→ GIVEN INSTRUCTION:
List every line below containing "mortality".
★ ★ ★
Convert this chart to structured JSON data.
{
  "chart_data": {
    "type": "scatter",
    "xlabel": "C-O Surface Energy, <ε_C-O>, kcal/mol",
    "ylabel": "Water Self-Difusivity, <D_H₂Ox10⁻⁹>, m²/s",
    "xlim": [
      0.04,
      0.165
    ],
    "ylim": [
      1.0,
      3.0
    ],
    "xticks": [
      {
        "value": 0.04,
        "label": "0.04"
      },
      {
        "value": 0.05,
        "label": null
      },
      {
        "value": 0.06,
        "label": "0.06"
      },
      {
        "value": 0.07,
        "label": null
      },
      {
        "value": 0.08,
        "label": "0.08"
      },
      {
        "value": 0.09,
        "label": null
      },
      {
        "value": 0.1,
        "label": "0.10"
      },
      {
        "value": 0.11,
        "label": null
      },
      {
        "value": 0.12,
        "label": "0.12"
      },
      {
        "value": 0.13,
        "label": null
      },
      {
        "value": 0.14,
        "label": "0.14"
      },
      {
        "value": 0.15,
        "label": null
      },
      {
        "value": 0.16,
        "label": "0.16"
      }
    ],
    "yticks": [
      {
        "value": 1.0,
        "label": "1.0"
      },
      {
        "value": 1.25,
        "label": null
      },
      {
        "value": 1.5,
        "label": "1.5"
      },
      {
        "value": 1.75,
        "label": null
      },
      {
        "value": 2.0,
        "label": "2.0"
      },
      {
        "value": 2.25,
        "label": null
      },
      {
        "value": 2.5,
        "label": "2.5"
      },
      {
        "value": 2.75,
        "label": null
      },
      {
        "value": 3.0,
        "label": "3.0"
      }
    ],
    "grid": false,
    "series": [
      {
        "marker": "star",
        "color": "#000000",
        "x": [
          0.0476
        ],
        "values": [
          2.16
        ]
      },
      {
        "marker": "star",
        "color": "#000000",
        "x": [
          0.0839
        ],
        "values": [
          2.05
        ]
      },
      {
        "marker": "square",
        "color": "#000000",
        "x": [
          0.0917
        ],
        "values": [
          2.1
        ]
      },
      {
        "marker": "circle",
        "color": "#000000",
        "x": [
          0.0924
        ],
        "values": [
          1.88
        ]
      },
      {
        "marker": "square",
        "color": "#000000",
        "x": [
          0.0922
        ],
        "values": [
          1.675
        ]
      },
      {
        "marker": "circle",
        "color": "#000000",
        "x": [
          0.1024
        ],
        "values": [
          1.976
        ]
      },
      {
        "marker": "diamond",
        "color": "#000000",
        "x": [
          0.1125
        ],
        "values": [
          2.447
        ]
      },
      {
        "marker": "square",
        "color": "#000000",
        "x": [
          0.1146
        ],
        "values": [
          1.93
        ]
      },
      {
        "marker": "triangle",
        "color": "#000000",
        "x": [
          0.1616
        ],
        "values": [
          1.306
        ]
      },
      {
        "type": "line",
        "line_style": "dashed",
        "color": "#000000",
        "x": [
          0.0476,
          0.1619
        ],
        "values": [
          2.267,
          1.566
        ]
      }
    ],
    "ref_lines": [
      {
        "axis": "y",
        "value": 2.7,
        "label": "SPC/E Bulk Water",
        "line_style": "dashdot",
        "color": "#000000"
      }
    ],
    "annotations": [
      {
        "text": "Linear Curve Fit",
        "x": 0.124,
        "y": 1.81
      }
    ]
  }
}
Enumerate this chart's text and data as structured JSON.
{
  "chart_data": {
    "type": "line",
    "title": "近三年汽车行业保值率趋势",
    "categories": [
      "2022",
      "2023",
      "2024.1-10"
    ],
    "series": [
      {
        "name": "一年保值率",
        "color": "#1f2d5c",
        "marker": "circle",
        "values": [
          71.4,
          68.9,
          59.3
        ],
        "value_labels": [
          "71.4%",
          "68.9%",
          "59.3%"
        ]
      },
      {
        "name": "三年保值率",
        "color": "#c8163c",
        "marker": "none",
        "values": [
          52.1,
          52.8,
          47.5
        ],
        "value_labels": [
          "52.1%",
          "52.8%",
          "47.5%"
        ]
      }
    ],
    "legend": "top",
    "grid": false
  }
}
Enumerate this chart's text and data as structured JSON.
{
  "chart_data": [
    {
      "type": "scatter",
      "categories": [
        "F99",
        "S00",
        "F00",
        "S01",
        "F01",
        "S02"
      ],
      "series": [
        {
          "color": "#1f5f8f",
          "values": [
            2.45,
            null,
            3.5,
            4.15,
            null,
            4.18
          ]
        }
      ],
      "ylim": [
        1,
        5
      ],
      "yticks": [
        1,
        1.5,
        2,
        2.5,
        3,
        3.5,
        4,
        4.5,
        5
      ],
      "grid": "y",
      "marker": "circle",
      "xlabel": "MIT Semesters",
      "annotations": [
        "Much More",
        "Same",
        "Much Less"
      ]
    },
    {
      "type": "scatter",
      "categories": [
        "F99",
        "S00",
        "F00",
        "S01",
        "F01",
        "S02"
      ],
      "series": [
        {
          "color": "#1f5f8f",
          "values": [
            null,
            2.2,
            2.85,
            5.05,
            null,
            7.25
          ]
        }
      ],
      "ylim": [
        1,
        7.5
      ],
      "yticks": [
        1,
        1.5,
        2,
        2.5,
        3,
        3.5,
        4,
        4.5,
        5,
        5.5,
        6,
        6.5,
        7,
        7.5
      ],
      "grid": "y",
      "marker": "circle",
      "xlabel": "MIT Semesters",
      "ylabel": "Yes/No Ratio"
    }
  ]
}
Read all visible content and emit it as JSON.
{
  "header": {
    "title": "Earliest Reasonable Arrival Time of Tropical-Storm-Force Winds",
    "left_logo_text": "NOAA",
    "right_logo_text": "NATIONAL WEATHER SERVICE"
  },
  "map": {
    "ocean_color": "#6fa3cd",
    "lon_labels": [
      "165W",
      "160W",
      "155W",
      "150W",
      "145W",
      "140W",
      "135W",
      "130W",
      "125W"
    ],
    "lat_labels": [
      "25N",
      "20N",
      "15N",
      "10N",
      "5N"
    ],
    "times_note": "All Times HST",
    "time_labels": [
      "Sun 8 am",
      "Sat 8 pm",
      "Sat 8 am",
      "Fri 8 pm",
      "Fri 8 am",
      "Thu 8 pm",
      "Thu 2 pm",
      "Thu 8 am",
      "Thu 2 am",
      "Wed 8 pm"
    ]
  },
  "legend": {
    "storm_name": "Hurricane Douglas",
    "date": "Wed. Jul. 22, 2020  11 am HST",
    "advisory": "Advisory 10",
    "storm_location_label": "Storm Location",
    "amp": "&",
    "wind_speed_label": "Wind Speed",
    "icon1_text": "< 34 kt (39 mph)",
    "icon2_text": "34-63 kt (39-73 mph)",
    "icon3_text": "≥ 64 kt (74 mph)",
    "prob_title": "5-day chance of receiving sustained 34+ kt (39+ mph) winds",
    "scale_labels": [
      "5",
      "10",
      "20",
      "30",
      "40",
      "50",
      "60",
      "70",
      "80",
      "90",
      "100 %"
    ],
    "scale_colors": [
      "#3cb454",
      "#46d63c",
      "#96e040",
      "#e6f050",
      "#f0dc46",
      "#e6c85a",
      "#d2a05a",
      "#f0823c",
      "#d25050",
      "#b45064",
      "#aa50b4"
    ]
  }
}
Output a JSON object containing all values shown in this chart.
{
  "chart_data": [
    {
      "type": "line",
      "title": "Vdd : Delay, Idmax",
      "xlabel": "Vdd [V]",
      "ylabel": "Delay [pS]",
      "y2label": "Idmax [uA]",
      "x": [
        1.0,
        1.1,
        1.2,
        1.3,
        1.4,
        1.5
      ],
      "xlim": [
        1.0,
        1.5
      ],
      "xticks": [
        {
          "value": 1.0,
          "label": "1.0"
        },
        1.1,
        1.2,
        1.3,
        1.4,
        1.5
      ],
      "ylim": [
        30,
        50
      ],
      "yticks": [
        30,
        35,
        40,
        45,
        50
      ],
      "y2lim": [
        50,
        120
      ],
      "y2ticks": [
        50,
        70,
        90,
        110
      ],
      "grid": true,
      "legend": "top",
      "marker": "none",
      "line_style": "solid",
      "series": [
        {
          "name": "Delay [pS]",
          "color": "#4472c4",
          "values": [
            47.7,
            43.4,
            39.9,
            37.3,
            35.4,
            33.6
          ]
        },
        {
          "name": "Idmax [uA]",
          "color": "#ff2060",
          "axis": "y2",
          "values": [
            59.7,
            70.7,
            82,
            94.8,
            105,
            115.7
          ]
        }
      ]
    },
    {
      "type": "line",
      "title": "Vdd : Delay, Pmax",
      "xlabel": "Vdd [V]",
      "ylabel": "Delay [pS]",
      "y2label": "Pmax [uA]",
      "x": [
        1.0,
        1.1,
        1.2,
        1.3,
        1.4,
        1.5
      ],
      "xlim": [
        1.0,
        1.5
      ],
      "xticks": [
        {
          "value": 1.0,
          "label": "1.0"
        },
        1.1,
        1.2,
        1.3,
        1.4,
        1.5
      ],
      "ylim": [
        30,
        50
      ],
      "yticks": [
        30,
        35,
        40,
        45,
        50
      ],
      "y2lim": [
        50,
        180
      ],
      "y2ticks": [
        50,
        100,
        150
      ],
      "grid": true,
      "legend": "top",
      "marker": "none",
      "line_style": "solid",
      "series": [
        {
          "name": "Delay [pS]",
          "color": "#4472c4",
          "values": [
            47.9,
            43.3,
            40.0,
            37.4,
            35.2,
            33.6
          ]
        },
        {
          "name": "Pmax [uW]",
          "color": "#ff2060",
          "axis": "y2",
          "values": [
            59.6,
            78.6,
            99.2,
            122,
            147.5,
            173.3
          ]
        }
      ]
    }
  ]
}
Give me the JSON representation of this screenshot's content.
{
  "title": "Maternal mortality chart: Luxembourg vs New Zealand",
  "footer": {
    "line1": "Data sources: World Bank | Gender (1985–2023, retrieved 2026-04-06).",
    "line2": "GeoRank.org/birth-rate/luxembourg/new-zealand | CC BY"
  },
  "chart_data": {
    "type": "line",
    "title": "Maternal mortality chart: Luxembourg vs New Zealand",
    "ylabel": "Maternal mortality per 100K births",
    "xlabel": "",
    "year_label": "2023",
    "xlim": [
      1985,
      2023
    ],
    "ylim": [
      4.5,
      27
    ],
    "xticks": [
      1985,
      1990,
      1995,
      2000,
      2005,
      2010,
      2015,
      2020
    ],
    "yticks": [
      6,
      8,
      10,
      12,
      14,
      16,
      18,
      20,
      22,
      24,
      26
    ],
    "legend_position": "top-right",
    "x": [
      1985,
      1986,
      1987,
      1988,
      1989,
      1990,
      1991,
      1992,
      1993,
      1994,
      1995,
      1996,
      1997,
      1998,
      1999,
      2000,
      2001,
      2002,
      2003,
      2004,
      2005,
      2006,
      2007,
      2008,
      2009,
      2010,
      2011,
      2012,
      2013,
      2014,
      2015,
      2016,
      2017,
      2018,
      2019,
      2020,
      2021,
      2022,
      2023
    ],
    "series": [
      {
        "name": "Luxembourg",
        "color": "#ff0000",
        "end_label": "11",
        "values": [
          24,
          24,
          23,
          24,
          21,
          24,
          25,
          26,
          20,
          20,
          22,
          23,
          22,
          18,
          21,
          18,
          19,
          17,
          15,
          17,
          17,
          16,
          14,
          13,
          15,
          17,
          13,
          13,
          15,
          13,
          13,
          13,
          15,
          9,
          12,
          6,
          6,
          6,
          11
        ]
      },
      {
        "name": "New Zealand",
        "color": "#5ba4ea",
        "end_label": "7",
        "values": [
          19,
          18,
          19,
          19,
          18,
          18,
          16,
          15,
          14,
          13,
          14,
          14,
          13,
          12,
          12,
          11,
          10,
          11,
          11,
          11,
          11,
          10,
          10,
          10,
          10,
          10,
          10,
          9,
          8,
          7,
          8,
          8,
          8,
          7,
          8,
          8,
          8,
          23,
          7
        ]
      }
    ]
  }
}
★ ★ ★
→ COMPLETED TASK:
  "title": "Maternal mortality chart: Luxembourg vs New Zealand",
    "title": "Maternal mortality chart: Luxembourg vs New Zealand",
    "ylabel": "Maternal mortality per 100K births",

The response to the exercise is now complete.